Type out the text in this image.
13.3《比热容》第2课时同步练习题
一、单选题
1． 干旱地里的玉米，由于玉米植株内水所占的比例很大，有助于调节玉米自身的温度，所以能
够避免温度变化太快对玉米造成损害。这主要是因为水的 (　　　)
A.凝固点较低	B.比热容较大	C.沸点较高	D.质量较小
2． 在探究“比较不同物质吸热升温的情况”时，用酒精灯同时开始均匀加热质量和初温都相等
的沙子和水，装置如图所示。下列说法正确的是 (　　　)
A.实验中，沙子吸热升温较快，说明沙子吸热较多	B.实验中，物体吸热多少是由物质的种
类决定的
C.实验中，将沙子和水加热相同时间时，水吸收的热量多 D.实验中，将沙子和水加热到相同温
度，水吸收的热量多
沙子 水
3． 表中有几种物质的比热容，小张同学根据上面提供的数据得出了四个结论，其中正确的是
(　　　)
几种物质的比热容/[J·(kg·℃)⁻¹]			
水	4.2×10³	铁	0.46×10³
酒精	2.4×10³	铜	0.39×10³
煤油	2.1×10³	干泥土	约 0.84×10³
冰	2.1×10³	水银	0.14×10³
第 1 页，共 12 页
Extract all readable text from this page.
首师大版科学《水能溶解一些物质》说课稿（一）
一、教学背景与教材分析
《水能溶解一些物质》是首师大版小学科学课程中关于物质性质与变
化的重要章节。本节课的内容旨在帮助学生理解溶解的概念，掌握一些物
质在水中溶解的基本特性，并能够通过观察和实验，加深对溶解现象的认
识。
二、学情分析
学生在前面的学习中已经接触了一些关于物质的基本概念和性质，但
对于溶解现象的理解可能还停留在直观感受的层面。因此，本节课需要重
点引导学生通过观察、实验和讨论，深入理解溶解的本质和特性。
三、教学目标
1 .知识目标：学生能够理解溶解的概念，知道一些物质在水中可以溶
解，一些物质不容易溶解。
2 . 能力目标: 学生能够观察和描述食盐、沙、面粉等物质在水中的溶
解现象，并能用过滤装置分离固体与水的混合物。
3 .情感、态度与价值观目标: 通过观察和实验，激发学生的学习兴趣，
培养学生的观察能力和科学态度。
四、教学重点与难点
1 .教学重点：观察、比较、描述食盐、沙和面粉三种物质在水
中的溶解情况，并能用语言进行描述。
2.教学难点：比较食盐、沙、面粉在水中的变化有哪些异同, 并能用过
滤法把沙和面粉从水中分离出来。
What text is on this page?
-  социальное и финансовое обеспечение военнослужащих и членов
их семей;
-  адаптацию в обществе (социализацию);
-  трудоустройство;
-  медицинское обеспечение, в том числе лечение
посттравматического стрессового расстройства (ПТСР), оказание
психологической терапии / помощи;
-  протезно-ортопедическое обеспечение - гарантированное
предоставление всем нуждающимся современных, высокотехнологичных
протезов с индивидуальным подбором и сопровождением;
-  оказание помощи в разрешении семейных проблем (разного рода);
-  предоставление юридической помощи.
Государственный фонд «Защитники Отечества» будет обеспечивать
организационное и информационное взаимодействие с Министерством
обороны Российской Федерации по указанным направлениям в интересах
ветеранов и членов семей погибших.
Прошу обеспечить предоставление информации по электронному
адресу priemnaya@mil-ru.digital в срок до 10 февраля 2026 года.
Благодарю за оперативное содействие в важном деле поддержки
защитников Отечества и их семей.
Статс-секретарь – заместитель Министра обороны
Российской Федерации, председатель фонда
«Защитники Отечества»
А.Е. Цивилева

THE PROBLEM -
Please list every line of the records that contains "水吸收的热量多".

SOLUTION BELOW -
C.实验中，将沙子和水加热相同时间时，水吸收的热量多 D.实验中，将沙子和水加热到相同温
度，水吸收的热量多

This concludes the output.